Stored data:
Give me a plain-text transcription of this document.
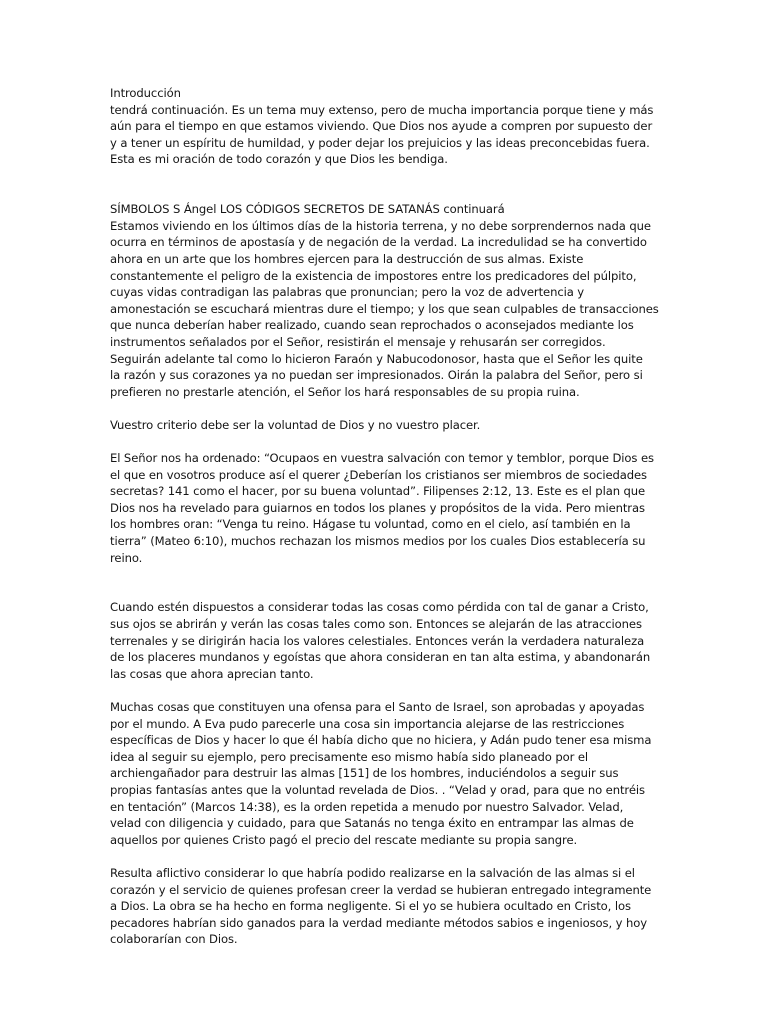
Introducción
tendrá continuación. Es un tema muy extenso, pero de mucha importancia porque tiene y más
aún para el tiempo en que estamos viviendo. Que Dios nos ayude a compren por supuesto der
y a tener un espíritu de humildad, y poder dejar los prejuicios y las ideas preconcebidas fuera.
Esta es mi oración de todo corazón y que Dios les bendiga.
SÍMBOLOS S Ángel LOS CÓDIGOS SECRETOS DE SATANÁS continuará
Estamos viviendo en los últimos días de la historia terrena, y no debe sorprendernos nada que
ocurra en términos de apostasía y de negación de la verdad. La incredulidad se ha convertido
ahora en un arte que los hombres ejercen para la destrucción de sus almas. Existe
constantemente el peligro de la existencia de impostores entre los predicadores del púlpito,
cuyas vidas contradigan las palabras que pronuncian; pero la voz de advertencia y
amonestación se escuchará mientras dure el tiempo; y los que sean culpables de transacciones
que nunca deberían haber realizado, cuando sean reprochados o aconsejados mediante los
instrumentos señalados por el Señor, resistirán el mensaje y rehusarán ser corregidos.
Seguirán adelante tal como lo hicieron Faraón y Nabucodonosor, hasta que el Señor les quite
la razón y sus corazones ya no puedan ser impresionados. Oirán la palabra del Señor, pero si
prefieren no prestarle atención, el Señor los hará responsables de su propia ruina.
Vuestro criterio debe ser la voluntad de Dios y no vuestro placer.
El Señor nos ha ordenado: “Ocupaos en vuestra salvación con temor y temblor, porque Dios es
el que en vosotros produce así el querer ¿Deberían los cristianos ser miembros de sociedades
secretas? 141 como el hacer, por su buena voluntad”. Filipenses 2:12, 13. Este es el plan que
Dios nos ha revelado para guiarnos en todos los planes y propósitos de la vida. Pero mientras
los hombres oran: “Venga tu reino. Hágase tu voluntad, como en el cielo, así también en la
tierra” (Mateo 6:10), muchos rechazan los mismos medios por los cuales Dios establecería su
reino.
Cuando estén dispuestos a considerar todas las cosas como pérdida con tal de ganar a Cristo,
sus ojos se abrirán y verán las cosas tales como son. Entonces se alejarán de las atracciones
terrenales y se dirigirán hacia los valores celestiales. Entonces verán la verdadera naturaleza
de los placeres mundanos y egoístas que ahora consideran en tan alta estima, y abandonarán
las cosas que ahora aprecian tanto.
Muchas cosas que constituyen una ofensa para el Santo de Israel, son aprobadas y apoyadas
por el mundo. A Eva pudo parecerle una cosa sin importancia alejarse de las restricciones
específicas de Dios y hacer lo que él había dicho que no hiciera, y Adán pudo tener esa misma
idea al seguir su ejemplo, pero precisamente eso mismo había sido planeado por el
archiengañador para destruir las almas [151] de los hombres, induciéndolos a seguir sus
propias fantasías antes que la voluntad revelada de Dios. . “Velad y orad, para que no entréis
en tentación” (Marcos 14:38), es la orden repetida a menudo por nuestro Salvador. Velad,
velad con diligencia y cuidado, para que Satanás no tenga éxito en entrampar las almas de
aquellos por quienes Cristo pagó el precio del rescate mediante su propia sangre.
Resulta aflictivo considerar lo que habría podido realizarse en la salvación de las almas si el
corazón y el servicio de quienes profesan creer la verdad se hubieran entregado integramente
a Dios. La obra se ha hecho en forma negligente. Si el yo se hubiera ocultado en Cristo, los
pecadores habrían sido ganados para la verdad mediante métodos sabios e ingeniosos, y hoy
colaborarían con Dios.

> **Given request**: Reproduce each record from above exactly; pictures do not belong in the copy.

> **Reply**:
Give me a plain-text transcription of this document.
Introducción
tendrá continuación. Es un tema muy extenso, pero de mucha importancia porque tiene y más
aún para el tiempo en que estamos viviendo. Que Dios nos ayude a compren por supuesto der
y a tener un espíritu de humildad, y poder dejar los prejuicios y las ideas preconcebidas fuera.
Esta es mi oración de todo corazón y que Dios les bendiga.
SÍMBOLOS S Ángel LOS CÓDIGOS SECRETOS DE SATANÁS continuará
Estamos viviendo en los últimos días de la historia terrena, y no debe sorprendernos nada que
ocurra en términos de apostasía y de negación de la verdad. La incredulidad se ha convertido
ahora en un arte que los hombres ejercen para la destrucción de sus almas. Existe
constantemente el peligro de la existencia de impostores entre los predicadores del púlpito,
cuyas vidas contradigan las palabras que pronuncian; pero la voz de advertencia y
amonestación se escuchará mientras dure el tiempo; y los que sean culpables de transacciones
que nunca deberían haber realizado, cuando sean reprochados o aconsejados mediante los
instrumentos señalados por el Señor, resistirán el mensaje y rehusarán ser corregidos.
Seguirán adelante tal como lo hicieron Faraón y Nabucodonosor, hasta que el Señor les quite
la razón y sus corazones ya no puedan ser impresionados. Oirán la palabra del Señor, pero si
prefieren no prestarle atención, el Señor los hará responsables de su propia ruina.
Vuestro criterio debe ser la voluntad de Dios y no vuestro placer.
El Señor nos ha ordenado: “Ocupaos en vuestra salvación con temor y temblor, porque Dios es
el que en vosotros produce así el querer ¿Deberían los cristianos ser miembros de sociedades
secretas? 141 como el hacer, por su buena voluntad”. Filipenses 2:12, 13. Este es el plan que
Dios nos ha revelado para guiarnos en todos los planes y propósitos de la vida. Pero mientras
los hombres oran: “Venga tu reino. Hágase tu voluntad, como en el cielo, así también en la
tierra” (Mateo 6:10), muchos rechazan los mismos medios por los cuales Dios establecería su
reino.
Cuando estén dispuestos a considerar todas las cosas como pérdida con tal de ganar a Cristo,
sus ojos se abrirán y verán las cosas tales como son. Entonces se alejarán de las atracciones
terrenales y se dirigirán hacia los valores celestiales. Entonces verán la verdadera naturaleza
de los placeres mundanos y egoístas que ahora consideran en tan alta estima, y abandonarán
las cosas que ahora aprecian tanto.
Muchas cosas que constituyen una ofensa para el Santo de Israel, son aprobadas y apoyadas
por el mundo. A Eva pudo parecerle una cosa sin importancia alejarse de las restricciones
específicas de Dios y hacer lo que él había dicho que no hiciera, y Adán pudo tener esa misma
idea al seguir su ejemplo, pero precisamente eso mismo había sido planeado por el
archiengañador para destruir las almas [151] de los hombres, induciéndolos a seguir sus
propias fantasías antes que la voluntad revelada de Dios. . “Velad y orad, para que no entréis
en tentación” (Marcos 14:38), es la orden repetida a menudo por nuestro Salvador. Velad,
velad con diligencia y cuidado, para que Satanás no tenga éxito en entrampar las almas de
aquellos por quienes Cristo pagó el precio del rescate mediante su propia sangre.
Resulta aflictivo considerar lo que habría podido realizarse en la salvación de las almas si el
corazón y el servicio de quienes profesan creer la verdad se hubieran entregado integramente
a Dios. La obra se ha hecho en forma negligente. Si el yo se hubiera ocultado en Cristo, los
pecadores habrían sido ganados para la verdad mediante métodos sabios e ingeniosos, y hoy
colaborarían con Dios.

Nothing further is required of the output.